▸ **PROBLEM DESCRIPTION**
Look through the material below. Copy each line that contains the string "title".
'''
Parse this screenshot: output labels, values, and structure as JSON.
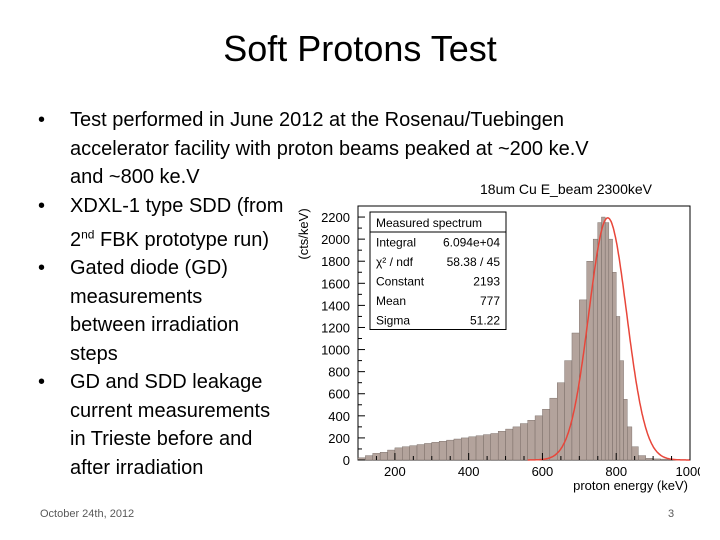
{
  "slide": {
    "title": "Soft Protons Test",
    "bullets": [
      {
        "html": "Test performed in June 2012 at the Rosenau/Tuebingen<br>accelerator facility with proton beams peaked at ~200 ke.V<br>and ~800 ke.V"
      },
      {
        "html": "XDXL-1 type SDD (from<br>2<sup>nd</sup> FBK prototype run)"
      },
      {
        "html": "Gated diode (GD)<br>measurements<br>between irradiation<br>steps"
      },
      {
        "html": "GD and SDD leakage<br>current measurements<br>in Trieste before and<br>after irradiation"
      }
    ],
    "bullet_texts": [
      "Test performed in June 2012 at the Rosenau/Tuebingen accelerator facility with proton beams peaked at ~200 ke.V and ~800 ke.V",
      "XDXL-1 type SDD (from 2nd FBK prototype run)",
      "Gated diode (GD) measurements between irradiation steps",
      "GD and SDD leakage current measurements in Trieste before and after irradiation"
    ],
    "footer_date": "October 24th, 2012",
    "page_number": "3"
  },
  "chart_data": {
    "type": "bar",
    "title": "18um Cu E_beam 2300keV",
    "xlabel": "proton energy (keV)",
    "ylabel": "(cts/keV)",
    "xlim": [
      100,
      1000
    ],
    "ylim": [
      0,
      2300
    ],
    "xticks": [
      200,
      400,
      600,
      800,
      1000
    ],
    "yticks": [
      0,
      200,
      400,
      600,
      800,
      1000,
      1200,
      1400,
      1600,
      1800,
      2000,
      2200
    ],
    "histogram": {
      "x": [
        110,
        130,
        150,
        170,
        190,
        210,
        230,
        250,
        270,
        290,
        310,
        330,
        350,
        370,
        390,
        410,
        430,
        450,
        470,
        490,
        510,
        530,
        550,
        570,
        590,
        610,
        630,
        650,
        670,
        690,
        710,
        730,
        745,
        755,
        765,
        775,
        785,
        795,
        805,
        815,
        825,
        835,
        850,
        870,
        890,
        910,
        930,
        950,
        970,
        990
      ],
      "y": [
        20,
        40,
        60,
        70,
        90,
        110,
        120,
        130,
        140,
        150,
        160,
        170,
        180,
        190,
        200,
        210,
        220,
        230,
        240,
        260,
        280,
        300,
        330,
        360,
        400,
        460,
        560,
        700,
        900,
        1150,
        1450,
        1800,
        2000,
        2150,
        2200,
        2150,
        2000,
        1700,
        1300,
        900,
        550,
        300,
        120,
        40,
        15,
        10,
        8,
        5,
        3,
        2
      ],
      "color": "#b3a39c"
    },
    "fit": {
      "function": "gaussian",
      "constant": 2193,
      "mean": 777,
      "sigma": 51.22,
      "color": "#e8463a"
    },
    "stats_box": {
      "title": "Measured spectrum",
      "rows": [
        {
          "label": "Integral",
          "value": "6.094e+04"
        },
        {
          "label": "χ² / ndf",
          "value": "58.38 / 45"
        },
        {
          "label": "Constant",
          "value": "2193"
        },
        {
          "label": "Mean",
          "value": "777"
        },
        {
          "label": "Sigma",
          "value": "51.22"
        }
      ]
    }
  }
}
'''
▸ **EXPECTED OUTPUT**
    "title": "Soft Protons Test",
    "title": "18um Cu E_beam 2300keV",
      "title": "Measured spectrum",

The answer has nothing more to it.